WRITTEN REQUEST: Search the listing below for "this". Copy each matching line.

TASK DATA:

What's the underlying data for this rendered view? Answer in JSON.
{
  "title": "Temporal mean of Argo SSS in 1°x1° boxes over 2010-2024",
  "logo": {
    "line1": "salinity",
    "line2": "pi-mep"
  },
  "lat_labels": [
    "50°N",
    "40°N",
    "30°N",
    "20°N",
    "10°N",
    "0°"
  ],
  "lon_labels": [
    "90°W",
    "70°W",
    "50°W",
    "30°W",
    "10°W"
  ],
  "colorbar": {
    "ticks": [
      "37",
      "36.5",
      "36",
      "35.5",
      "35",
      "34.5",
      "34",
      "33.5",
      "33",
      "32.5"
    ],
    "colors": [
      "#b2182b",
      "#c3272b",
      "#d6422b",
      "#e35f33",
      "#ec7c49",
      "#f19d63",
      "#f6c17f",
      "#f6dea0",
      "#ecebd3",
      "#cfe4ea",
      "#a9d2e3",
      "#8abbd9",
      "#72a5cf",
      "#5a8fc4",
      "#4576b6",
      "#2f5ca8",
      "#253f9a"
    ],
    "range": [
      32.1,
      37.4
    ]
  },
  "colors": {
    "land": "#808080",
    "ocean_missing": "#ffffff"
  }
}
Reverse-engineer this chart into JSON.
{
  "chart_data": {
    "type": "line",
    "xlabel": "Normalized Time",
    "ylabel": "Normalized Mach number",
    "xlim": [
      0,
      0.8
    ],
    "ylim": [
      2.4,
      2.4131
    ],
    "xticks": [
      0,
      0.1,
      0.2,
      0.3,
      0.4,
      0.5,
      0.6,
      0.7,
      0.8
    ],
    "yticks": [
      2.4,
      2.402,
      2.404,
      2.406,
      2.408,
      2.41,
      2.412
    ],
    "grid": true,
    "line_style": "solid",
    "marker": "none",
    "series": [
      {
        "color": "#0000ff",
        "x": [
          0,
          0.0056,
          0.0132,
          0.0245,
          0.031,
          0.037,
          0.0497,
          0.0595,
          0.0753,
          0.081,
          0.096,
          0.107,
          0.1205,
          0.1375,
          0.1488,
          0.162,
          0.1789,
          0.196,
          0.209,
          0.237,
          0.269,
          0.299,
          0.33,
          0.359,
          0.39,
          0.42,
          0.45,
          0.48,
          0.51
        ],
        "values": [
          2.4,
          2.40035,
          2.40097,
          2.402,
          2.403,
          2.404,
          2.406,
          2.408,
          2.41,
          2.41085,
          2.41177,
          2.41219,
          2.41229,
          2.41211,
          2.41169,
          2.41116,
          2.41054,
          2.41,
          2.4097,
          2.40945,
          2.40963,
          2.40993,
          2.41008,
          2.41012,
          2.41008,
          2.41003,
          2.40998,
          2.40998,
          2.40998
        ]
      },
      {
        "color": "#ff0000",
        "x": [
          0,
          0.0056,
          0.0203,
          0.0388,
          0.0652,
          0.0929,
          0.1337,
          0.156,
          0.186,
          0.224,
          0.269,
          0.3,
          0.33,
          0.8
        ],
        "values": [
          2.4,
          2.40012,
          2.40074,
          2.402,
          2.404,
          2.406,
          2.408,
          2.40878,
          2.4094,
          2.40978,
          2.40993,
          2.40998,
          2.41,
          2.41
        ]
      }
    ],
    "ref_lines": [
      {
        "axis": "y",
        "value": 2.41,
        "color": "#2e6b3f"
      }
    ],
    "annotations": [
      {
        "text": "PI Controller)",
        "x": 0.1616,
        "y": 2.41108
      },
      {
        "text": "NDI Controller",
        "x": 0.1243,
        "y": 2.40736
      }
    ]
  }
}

ANSWER TO THE TASK:
What's the underlying data for this rendered view? Answer in JSON.
Reverse-engineer this chart into JSON.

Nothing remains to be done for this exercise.